--- Begin ---
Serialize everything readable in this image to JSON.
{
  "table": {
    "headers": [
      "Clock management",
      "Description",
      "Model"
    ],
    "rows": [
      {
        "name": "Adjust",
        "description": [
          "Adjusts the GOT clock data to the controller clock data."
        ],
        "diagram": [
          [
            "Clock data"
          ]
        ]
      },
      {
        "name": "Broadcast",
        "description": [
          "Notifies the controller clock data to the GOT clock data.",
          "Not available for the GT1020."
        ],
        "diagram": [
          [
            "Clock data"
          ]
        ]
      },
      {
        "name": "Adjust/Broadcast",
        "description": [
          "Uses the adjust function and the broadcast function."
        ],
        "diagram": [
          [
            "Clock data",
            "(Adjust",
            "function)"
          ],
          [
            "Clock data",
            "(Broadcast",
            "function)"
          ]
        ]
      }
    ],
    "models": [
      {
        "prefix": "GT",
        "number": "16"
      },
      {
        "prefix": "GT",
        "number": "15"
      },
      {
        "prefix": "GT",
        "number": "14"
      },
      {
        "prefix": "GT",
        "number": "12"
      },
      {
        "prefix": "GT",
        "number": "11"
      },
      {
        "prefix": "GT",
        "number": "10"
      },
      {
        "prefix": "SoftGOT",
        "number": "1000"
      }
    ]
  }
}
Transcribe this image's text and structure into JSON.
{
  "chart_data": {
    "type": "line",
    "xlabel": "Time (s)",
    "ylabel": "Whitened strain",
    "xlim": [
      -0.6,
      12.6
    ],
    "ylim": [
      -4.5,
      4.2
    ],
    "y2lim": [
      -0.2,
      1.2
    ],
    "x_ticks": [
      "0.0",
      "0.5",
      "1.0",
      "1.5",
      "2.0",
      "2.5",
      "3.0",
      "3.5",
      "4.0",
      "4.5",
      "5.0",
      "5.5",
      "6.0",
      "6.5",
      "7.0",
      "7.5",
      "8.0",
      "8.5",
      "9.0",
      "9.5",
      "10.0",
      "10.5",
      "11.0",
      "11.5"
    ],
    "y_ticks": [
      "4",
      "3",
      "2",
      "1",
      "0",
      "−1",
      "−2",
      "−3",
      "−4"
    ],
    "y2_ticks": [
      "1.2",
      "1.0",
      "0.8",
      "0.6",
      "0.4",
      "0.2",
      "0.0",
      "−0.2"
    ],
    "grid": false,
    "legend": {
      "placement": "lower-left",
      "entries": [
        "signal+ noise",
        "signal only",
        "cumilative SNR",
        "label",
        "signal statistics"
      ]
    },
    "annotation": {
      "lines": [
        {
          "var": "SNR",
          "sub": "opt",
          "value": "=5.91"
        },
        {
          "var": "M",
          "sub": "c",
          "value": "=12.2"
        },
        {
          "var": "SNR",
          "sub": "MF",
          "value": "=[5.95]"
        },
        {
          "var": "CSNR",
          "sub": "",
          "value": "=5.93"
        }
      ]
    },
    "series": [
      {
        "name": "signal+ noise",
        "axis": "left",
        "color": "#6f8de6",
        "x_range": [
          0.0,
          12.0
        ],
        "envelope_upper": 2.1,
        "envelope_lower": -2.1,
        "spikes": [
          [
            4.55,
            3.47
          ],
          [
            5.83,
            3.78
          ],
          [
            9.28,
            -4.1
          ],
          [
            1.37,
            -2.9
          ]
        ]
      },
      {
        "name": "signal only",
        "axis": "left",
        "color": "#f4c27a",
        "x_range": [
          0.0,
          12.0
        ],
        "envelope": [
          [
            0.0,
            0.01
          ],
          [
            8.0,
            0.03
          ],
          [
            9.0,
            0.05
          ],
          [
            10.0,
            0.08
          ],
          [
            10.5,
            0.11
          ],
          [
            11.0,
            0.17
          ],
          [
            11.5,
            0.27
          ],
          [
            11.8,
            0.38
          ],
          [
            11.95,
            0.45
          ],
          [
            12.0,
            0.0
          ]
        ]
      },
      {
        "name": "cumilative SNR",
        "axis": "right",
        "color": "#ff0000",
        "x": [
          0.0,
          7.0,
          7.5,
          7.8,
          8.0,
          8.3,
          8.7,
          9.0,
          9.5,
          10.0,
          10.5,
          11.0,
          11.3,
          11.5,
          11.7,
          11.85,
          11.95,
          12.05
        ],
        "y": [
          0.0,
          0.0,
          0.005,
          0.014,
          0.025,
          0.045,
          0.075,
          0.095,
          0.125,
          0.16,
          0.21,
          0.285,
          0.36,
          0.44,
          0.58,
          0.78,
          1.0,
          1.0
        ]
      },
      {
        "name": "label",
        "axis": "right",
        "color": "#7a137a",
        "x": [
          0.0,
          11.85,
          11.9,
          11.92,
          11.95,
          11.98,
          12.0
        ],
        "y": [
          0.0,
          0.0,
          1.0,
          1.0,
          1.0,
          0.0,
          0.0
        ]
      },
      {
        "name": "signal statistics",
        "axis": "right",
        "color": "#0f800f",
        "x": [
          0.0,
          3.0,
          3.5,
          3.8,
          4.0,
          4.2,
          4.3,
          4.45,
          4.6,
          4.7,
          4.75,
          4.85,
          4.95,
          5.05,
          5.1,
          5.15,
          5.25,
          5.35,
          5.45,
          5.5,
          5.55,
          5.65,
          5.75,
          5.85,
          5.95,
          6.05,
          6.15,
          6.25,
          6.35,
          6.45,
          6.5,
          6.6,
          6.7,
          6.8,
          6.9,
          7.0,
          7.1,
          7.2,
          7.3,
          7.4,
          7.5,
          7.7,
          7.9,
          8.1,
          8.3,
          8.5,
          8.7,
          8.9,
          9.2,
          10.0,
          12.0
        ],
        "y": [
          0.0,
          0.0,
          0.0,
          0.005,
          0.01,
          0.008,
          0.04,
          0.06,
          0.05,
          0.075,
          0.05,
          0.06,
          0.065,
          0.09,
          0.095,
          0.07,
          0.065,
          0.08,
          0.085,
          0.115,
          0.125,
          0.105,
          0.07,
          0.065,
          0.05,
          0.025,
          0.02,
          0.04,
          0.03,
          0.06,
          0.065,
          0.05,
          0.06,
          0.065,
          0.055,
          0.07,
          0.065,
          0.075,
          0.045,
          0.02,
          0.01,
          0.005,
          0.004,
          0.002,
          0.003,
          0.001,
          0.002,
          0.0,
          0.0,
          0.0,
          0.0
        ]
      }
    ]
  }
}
--- End ---
Problem statement: Copy each line of the data above without altering a single character.

Reply to the task:
Serialize everything readable in this image to JSON.
{
  "table": {
    "headers": [
      "Clock management",
      "Description",
      "Model"
    ],
    "rows": [
      {
        "name": "Adjust",
        "description": [
          "Adjusts the GOT clock data to the controller clock data."
        ],
        "diagram": [
          [
            "Clock data"
          ]
        ]
      },
      {
        "name": "Broadcast",
        "description": [
          "Notifies the controller clock data to the GOT clock data.",
          "Not available for the GT1020."
        ],
        "diagram": [
          [
            "Clock data"
          ]
        ]
      },
      {
        "name": "Adjust/Broadcast",
        "description": [
          "Uses the adjust function and the broadcast function."
        ],
        "diagram": [
          [
            "Clock data",
            "(Adjust",
            "function)"
          ],
          [
            "Clock data",
            "(Broadcast",
            "function)"
          ]
        ]
      }
    ],
    "models": [
      {
        "prefix": "GT",
        "number": "16"
      },
      {
        "prefix": "GT",
        "number": "15"
      },
      {
        "prefix": "GT",
        "number": "14"
      },
      {
        "prefix": "GT",
        "number": "12"
      },
      {
        "prefix": "GT",
        "number": "11"
      },
      {
        "prefix": "GT",
        "number": "10"
      },
      {
        "prefix": "SoftGOT",
        "number": "1000"
      }
    ]
  }
}
Transcribe this image's text and structure into JSON.
{
  "chart_data": {
    "type": "line",
    "xlabel": "Time (s)",
    "ylabel": "Whitened strain",
    "xlim": [
      -0.6,
      12.6
    ],
    "ylim": [
      -4.5,
      4.2
    ],
    "y2lim": [
      -0.2,
      1.2
    ],
    "x_ticks": [
      "0.0",
      "0.5",
      "1.0",
      "1.5",
      "2.0",
      "2.5",
      "3.0",
      "3.5",
      "4.0",
      "4.5",
      "5.0",
      "5.5",
      "6.0",
      "6.5",
      "7.0",
      "7.5",
      "8.0",
      "8.5",
      "9.0",
      "9.5",
      "10.0",
      "10.5",
      "11.0",
      "11.5"
    ],
    "y_ticks": [
      "4",
      "3",
      "2",
      "1",
      "0",
      "−1",
      "−2",
      "−3",
      "−4"
    ],
    "y2_ticks": [
      "1.2",
      "1.0",
      "0.8",
      "0.6",
      "0.4",
      "0.2",
      "0.0",
      "−0.2"
    ],
    "grid": false,
    "legend": {
      "placement": "lower-left",
      "entries": [
        "signal+ noise",
        "signal only",
        "cumilative SNR",
        "label",
        "signal statistics"
      ]
    },
    "annotation": {
      "lines": [
        {
          "var": "SNR",
          "sub": "opt",
          "value": "=5.91"
        },
        {
          "var": "M",
          "sub": "c",
          "value": "=12.2"
        },
        {
          "var": "SNR",
          "sub": "MF",
          "value": "=[5.95]"
        },
        {
          "var": "CSNR",
          "sub": "",
          "value": "=5.93"
        }
      ]
    },
    "series": [
      {
        "name": "signal+ noise",
        "axis": "left",
        "color": "#6f8de6",
        "x_range": [
          0.0,
          12.0
        ],
        "envelope_upper": 2.1,
        "envelope_lower": -2.1,
        "spikes": [
          [
            4.55,
            3.47
          ],
          [
            5.83,
            3.78
          ],
          [
            9.28,
            -4.1
          ],
          [
            1.37,
            -2.9
          ]
        ]
      },
      {
        "name": "signal only",
        "axis": "left",
        "color": "#f4c27a",
        "x_range": [
          0.0,
          12.0
        ],
        "envelope": [
          [
            0.0,
            0.01
          ],
          [
            8.0,
            0.03
          ],
          [
            9.0,
            0.05
          ],
          [
            10.0,
            0.08
          ],
          [
            10.5,
            0.11
          ],
          [
            11.0,
            0.17
          ],
          [
            11.5,
            0.27
          ],
          [
            11.8,
            0.38
          ],
          [
            11.95,
            0.45
          ],
          [
            12.0,
            0.0
          ]
        ]
      },
      {
        "name": "cumilative SNR",
        "axis": "right",
        "color": "#ff0000",
        "x": [
          0.0,
          7.0,
          7.5,
          7.8,
          8.0,
          8.3,
          8.7,
          9.0,
          9.5,
          10.0,
          10.5,
          11.0,
          11.3,
          11.5,
          11.7,
          11.85,
          11.95,
          12.05
        ],
        "y": [
          0.0,
          0.0,
          0.005,
          0.014,
          0.025,
          0.045,
          0.075,
          0.095,
          0.125,
          0.16,
          0.21,
          0.285,
          0.36,
          0.44,
          0.58,
          0.78,
          1.0,
          1.0
        ]
      },
      {
        "name": "label",
        "axis": "right",
        "color": "#7a137a",
        "x": [
          0.0,
          11.85,
          11.9,
          11.92,
          11.95,
          11.98,
          12.0
        ],
        "y": [
          0.0,
          0.0,
          1.0,
          1.0,
          1.0,
          0.0,
          0.0
        ]
      },
      {
        "name": "signal statistics",
        "axis": "right",
        "color": "#0f800f",
        "x": [
          0.0,
          3.0,
          3.5,
          3.8,
          4.0,
          4.2,
          4.3,
          4.45,
          4.6,
          4.7,
          4.75,
          4.85,
          4.95,
          5.05,
          5.1,
          5.15,
          5.25,
          5.35,
          5.45,
          5.5,
          5.55,
          5.65,
          5.75,
          5.85,
          5.95,
          6.05,
          6.15,
          6.25,
          6.35,
          6.45,
          6.5,
          6.6,
          6.7,
          6.8,
          6.9,
          7.0,
          7.1,
          7.2,
          7.3,
          7.4,
          7.5,
          7.7,
          7.9,
          8.1,
          8.3,
          8.5,
          8.7,
          8.9,
          9.2,
          10.0,
          12.0
        ],
        "y": [
          0.0,
          0.0,
          0.0,
          0.005,
          0.01,
          0.008,
          0.04,
          0.06,
          0.05,
          0.075,
          0.05,
          0.06,
          0.065,
          0.09,
          0.095,
          0.07,
          0.065,
          0.08,
          0.085,
          0.115,
          0.125,
          0.105,
          0.07,
          0.065,
          0.05,
          0.025,
          0.02,
          0.04,
          0.03,
          0.06,
          0.065,
          0.05,
          0.06,
          0.065,
          0.055,
          0.07,
          0.065,
          0.075,
          0.045,
          0.02,
          0.01,
          0.005,
          0.004,
          0.002,
          0.003,
          0.001,
          0.002,
          0.0,
          0.0,
          0.0,
          0.0
        ]
      }
    ]
  }
}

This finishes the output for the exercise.